*Goal of the exercise:*
A single count is required: the lines of the data below in which the word "avoidance" occurs.

[Available data — start]

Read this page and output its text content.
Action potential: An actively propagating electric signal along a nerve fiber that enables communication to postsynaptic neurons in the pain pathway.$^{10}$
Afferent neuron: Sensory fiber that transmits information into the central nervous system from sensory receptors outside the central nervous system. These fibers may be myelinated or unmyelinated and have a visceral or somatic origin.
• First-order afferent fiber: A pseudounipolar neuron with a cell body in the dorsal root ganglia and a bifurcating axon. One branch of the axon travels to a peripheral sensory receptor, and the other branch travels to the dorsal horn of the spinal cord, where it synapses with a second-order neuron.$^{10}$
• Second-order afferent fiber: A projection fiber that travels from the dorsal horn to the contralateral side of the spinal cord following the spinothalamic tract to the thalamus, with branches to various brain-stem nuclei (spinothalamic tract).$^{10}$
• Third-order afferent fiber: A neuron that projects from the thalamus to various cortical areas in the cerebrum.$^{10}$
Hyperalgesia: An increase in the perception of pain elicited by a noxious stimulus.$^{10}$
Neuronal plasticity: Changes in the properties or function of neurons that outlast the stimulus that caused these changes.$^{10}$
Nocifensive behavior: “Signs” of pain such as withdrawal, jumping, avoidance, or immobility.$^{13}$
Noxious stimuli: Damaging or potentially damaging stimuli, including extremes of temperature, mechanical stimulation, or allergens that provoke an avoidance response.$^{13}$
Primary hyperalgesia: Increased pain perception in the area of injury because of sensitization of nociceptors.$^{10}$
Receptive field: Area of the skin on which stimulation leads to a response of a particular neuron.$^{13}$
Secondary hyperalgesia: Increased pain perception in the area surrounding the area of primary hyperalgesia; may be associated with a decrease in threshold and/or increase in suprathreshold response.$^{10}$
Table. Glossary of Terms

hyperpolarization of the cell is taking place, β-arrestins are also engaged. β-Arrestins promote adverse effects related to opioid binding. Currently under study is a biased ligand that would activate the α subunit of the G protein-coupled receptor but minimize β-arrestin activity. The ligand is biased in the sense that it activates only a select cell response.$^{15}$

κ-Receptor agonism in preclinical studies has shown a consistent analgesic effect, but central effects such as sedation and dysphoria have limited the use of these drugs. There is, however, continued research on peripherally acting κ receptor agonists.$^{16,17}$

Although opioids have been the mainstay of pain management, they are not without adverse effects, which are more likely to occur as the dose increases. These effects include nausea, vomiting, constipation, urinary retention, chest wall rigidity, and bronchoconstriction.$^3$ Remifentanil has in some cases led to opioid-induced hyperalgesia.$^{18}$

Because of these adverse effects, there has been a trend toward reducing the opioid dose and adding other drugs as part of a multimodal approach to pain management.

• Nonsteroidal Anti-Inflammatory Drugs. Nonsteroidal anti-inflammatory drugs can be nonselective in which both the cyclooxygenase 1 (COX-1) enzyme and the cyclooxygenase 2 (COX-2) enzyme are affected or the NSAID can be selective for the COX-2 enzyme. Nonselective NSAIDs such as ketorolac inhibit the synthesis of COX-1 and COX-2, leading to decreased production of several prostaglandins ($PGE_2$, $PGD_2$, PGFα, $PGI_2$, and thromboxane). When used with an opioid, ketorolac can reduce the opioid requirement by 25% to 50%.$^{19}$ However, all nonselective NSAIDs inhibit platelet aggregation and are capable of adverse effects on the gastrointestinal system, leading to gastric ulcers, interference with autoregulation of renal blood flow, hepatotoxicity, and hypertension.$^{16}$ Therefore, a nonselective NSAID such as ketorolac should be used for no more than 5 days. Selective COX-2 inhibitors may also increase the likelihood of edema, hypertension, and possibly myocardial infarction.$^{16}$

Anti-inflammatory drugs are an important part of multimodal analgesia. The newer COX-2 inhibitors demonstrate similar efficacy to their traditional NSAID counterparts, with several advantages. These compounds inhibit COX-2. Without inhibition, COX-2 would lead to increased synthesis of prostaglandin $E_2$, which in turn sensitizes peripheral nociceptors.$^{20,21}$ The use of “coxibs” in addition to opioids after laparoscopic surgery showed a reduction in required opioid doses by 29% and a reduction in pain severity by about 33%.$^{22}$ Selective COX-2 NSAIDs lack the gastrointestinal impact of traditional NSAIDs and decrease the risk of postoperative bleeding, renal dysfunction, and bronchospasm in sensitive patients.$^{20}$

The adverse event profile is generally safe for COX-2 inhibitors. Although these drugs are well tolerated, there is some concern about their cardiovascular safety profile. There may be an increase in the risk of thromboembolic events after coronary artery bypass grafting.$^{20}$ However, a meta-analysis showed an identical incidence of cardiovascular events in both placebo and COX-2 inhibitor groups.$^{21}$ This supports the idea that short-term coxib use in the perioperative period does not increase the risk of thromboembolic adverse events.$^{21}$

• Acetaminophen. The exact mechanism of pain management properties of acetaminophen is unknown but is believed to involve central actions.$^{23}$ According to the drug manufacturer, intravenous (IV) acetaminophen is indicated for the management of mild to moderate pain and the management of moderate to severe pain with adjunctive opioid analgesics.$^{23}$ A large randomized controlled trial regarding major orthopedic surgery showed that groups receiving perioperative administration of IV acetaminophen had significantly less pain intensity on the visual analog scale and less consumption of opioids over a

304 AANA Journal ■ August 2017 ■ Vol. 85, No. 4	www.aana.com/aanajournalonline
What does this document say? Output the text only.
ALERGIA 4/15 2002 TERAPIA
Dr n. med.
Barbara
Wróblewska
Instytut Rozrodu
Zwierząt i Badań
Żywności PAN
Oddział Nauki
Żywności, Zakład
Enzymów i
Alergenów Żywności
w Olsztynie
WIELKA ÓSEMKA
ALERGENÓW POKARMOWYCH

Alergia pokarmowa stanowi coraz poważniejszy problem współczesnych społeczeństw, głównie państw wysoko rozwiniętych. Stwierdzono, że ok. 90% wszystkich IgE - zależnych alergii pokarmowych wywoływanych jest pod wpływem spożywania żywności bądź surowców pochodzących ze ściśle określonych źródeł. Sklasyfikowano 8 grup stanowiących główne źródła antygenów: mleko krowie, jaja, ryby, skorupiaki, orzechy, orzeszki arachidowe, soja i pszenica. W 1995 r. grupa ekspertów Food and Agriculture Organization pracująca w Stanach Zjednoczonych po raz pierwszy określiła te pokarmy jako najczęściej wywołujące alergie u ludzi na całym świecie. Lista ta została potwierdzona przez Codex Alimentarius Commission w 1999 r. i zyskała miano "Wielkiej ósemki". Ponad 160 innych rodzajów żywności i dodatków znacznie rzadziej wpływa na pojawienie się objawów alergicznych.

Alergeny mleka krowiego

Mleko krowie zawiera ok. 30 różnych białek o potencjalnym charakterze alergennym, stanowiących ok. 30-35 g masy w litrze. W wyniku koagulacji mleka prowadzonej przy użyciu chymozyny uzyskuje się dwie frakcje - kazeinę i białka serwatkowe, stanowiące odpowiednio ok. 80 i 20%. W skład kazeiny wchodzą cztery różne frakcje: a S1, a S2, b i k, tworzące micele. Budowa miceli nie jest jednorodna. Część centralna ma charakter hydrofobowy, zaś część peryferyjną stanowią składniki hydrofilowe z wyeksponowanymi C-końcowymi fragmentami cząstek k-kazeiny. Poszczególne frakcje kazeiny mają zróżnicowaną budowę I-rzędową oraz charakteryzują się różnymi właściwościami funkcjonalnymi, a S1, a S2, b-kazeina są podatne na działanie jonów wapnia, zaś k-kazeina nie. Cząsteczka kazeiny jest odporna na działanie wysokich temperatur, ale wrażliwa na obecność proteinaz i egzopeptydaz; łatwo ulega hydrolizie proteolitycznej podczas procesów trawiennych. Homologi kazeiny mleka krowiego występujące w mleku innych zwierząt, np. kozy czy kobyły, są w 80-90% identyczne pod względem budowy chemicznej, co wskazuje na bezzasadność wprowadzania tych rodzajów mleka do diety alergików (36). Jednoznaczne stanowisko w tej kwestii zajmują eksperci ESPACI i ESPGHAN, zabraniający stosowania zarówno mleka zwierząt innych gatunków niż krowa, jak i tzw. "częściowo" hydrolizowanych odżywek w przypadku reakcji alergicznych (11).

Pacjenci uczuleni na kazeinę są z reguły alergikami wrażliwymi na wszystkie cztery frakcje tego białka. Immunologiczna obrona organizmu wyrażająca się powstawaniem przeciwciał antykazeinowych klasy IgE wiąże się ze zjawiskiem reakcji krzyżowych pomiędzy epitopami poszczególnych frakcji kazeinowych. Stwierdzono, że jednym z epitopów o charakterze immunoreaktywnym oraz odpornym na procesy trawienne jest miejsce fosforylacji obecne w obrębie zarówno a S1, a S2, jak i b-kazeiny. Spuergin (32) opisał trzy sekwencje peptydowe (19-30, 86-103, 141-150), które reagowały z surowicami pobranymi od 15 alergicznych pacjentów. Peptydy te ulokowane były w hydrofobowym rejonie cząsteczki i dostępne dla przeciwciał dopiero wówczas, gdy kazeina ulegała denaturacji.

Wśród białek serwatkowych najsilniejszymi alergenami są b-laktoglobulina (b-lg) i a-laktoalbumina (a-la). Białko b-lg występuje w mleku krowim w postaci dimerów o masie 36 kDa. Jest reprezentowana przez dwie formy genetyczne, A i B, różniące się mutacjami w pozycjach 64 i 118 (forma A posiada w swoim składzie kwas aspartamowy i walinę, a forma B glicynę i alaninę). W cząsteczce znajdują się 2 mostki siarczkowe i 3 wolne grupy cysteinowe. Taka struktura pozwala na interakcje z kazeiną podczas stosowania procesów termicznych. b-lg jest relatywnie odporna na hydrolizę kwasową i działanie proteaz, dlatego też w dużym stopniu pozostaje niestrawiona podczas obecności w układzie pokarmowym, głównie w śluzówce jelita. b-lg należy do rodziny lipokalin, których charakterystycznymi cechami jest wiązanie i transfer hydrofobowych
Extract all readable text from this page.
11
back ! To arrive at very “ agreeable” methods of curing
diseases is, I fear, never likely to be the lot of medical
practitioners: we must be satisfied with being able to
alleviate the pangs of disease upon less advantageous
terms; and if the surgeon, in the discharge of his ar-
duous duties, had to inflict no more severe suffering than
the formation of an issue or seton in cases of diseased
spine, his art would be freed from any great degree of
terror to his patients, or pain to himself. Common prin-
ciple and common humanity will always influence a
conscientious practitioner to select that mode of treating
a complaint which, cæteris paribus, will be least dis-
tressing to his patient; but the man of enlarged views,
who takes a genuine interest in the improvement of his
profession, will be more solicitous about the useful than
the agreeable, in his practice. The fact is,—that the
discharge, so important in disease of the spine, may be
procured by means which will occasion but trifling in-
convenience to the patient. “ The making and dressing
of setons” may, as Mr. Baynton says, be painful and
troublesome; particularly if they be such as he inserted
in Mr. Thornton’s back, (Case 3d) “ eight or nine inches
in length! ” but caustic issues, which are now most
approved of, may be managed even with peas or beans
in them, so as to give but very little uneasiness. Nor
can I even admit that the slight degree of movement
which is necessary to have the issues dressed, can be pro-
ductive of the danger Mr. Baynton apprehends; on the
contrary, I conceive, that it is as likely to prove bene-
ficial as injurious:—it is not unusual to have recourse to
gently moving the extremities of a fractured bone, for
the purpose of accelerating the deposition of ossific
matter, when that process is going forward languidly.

[Available data — finish]

*Written solution:*
2